YOUR INSTRUCTIONS: How many lines of the entries below include the word "includes"? Answer with the number alone.
BEGIN DATA TO USE
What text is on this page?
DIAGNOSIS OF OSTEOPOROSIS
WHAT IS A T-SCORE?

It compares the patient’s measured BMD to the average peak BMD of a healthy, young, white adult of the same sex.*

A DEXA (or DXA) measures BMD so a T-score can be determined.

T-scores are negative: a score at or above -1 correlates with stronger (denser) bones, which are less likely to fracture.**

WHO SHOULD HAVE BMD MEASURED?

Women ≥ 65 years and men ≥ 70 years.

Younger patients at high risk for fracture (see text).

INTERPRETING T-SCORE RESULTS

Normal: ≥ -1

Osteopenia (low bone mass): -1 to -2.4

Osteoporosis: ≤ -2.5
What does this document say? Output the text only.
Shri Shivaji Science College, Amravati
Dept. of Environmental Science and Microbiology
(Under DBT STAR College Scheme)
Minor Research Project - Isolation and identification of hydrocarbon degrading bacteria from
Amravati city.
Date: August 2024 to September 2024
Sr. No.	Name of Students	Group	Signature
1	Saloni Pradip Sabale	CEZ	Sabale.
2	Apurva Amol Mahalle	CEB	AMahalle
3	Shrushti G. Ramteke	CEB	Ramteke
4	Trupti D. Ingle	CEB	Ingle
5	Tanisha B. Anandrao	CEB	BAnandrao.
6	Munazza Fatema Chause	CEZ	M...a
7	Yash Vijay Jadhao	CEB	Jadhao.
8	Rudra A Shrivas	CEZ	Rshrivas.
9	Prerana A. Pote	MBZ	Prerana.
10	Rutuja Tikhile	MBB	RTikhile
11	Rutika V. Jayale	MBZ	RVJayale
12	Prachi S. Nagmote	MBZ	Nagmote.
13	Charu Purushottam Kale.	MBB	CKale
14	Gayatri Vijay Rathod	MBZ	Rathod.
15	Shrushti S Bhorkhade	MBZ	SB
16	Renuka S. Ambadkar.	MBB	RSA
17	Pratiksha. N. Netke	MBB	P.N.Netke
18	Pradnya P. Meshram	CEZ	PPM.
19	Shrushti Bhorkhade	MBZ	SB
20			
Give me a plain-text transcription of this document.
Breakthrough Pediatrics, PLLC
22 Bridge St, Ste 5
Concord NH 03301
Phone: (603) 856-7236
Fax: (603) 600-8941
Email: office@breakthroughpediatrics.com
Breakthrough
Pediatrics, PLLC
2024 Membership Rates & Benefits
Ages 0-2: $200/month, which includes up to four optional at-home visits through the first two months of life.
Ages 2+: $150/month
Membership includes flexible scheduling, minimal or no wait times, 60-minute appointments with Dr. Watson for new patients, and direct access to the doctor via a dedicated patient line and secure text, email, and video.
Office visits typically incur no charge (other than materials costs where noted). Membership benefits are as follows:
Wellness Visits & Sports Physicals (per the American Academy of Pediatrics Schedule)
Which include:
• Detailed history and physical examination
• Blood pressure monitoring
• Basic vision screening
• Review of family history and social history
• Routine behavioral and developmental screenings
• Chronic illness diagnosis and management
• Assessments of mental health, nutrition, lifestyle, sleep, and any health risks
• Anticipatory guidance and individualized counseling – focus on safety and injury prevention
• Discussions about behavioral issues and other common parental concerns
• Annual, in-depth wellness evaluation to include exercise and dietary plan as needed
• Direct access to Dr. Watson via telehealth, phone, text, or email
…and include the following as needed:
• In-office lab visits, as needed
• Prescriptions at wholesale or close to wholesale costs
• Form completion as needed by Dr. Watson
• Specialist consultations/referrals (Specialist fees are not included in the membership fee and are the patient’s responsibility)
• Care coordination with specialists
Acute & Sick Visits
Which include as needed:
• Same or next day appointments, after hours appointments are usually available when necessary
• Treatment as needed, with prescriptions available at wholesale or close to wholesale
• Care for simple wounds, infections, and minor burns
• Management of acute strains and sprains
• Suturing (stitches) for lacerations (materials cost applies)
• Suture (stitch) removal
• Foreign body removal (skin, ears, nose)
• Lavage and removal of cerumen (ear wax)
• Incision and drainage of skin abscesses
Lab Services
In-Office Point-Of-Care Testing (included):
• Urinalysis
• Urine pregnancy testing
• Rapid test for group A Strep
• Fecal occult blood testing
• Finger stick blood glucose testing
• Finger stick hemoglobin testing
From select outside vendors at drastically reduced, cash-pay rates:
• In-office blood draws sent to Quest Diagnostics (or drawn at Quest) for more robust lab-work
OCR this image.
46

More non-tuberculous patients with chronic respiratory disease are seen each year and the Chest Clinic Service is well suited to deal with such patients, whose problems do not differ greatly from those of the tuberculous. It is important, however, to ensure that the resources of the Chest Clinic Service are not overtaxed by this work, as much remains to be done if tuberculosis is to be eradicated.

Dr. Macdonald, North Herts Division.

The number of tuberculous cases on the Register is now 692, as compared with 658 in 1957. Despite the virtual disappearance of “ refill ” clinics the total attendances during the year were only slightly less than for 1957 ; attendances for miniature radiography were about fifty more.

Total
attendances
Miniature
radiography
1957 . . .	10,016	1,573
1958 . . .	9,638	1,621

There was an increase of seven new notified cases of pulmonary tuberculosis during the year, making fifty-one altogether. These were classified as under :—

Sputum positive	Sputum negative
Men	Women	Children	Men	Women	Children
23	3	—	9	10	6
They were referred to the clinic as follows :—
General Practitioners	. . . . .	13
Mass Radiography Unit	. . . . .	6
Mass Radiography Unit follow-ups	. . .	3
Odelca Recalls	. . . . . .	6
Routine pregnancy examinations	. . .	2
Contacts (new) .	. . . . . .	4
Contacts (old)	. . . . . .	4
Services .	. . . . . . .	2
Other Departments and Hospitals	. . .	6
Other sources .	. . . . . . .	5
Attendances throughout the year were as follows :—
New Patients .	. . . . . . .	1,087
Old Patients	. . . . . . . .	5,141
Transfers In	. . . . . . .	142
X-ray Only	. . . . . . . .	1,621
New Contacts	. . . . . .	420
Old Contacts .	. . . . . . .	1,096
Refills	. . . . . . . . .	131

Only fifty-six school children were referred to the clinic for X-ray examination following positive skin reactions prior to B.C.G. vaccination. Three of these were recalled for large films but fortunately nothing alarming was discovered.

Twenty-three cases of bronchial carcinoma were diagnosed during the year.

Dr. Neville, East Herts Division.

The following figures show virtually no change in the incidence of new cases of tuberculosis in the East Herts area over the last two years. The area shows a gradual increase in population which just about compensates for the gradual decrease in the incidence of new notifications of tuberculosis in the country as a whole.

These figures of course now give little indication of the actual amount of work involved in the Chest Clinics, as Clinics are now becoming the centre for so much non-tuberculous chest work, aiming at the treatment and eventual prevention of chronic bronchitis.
END DATA TO USE
SOLUTION TO THE PROBLEM: 2